WRITTEN INSTRUCTION -
Review the material and extract every line in which the word "marker" occurs.

--- EXERCISE INPUT ---

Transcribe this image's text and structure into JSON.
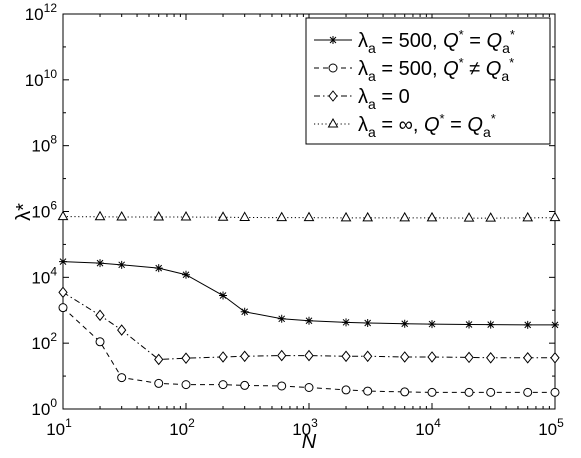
{
  "chart_data": {
    "type": "line",
    "xlabel": "N",
    "ylabel": "λ*",
    "xscale": "log",
    "yscale": "log",
    "xlim": [
      10,
      100000
    ],
    "ylim": [
      1,
      1000000000000
    ],
    "x_tick_base": "10",
    "x_tick_exponents": [
      "1",
      "2",
      "3",
      "4",
      "5"
    ],
    "y_tick_base": "10",
    "y_tick_exponents": [
      "0",
      "2",
      "4",
      "6",
      "8",
      "10",
      "12"
    ],
    "grid": false,
    "legend_position": "top-right",
    "legend": [
      {
        "main": "λ",
        "sub": "a",
        "rest": " = 500, ",
        "q": "Q",
        "qsup": "*",
        "op": " = ",
        "q2": "Q",
        "q2sub": "a",
        "q2sup": "*"
      },
      {
        "main": "λ",
        "sub": "a",
        "rest": " = 500,   ",
        "q": "Q",
        "qsup": "*",
        "op": " ≠ ",
        "q2": "Q",
        "q2sub": "a",
        "q2sup": "*"
      },
      {
        "main": "λ",
        "sub": "a",
        "rest": " = 0",
        "q": "",
        "qsup": "",
        "op": "",
        "q2": "",
        "q2sub": "",
        "q2sup": ""
      },
      {
        "main": "λ",
        "sub": "a",
        "rest": " = ∞,  ",
        "q": "Q",
        "qsup": "*",
        "op": " = ",
        "q2": "Q",
        "q2sub": "a",
        "q2sup": "*"
      }
    ],
    "series": [
      {
        "marker": "asterisk",
        "line_style": "solid",
        "x": [
          10,
          20,
          30,
          60,
          100,
          200,
          300,
          600,
          1000,
          2000,
          3000,
          6000,
          10000,
          20000,
          30000,
          60000,
          100000
        ],
        "y": [
          30000,
          27000,
          24000,
          19000,
          12000,
          2800,
          900,
          550,
          480,
          430,
          410,
          390,
          380,
          370,
          365,
          360,
          360
        ]
      },
      {
        "marker": "circle",
        "line_style": "dashed",
        "x": [
          10,
          20,
          30,
          60,
          100,
          200,
          300,
          600,
          1000,
          2000,
          3000,
          6000,
          10000,
          20000,
          30000,
          60000,
          100000
        ],
        "y": [
          1200,
          110,
          9,
          6,
          5.5,
          5.5,
          5.2,
          5,
          4.5,
          3.8,
          3.5,
          3.3,
          3.2,
          3.2,
          3.2,
          3.2,
          3.2
        ]
      },
      {
        "marker": "diamond",
        "line_style": "dashdot",
        "x": [
          10,
          20,
          30,
          60,
          100,
          200,
          300,
          600,
          1000,
          2000,
          3000,
          6000,
          10000,
          20000,
          30000,
          60000,
          100000
        ],
        "y": [
          3500,
          700,
          250,
          32,
          35,
          38,
          40,
          42,
          42,
          40,
          40,
          38,
          38,
          37,
          36,
          36,
          36
        ]
      },
      {
        "marker": "triangle",
        "line_style": "dotted",
        "x": [
          10,
          20,
          30,
          60,
          100,
          200,
          300,
          600,
          1000,
          2000,
          3000,
          6000,
          10000,
          20000,
          30000,
          60000,
          100000
        ],
        "y": [
          700000,
          690000,
          680000,
          680000,
          680000,
          670000,
          660000,
          650000,
          650000,
          640000,
          640000,
          640000,
          640000,
          630000,
          630000,
          640000,
          650000
        ]
      }
    ]
  }
}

---

ANSWER TO THE EXERCISE -
        "marker": "asterisk",
        "marker": "circle",
        "marker": "diamond",
        "marker": "triangle",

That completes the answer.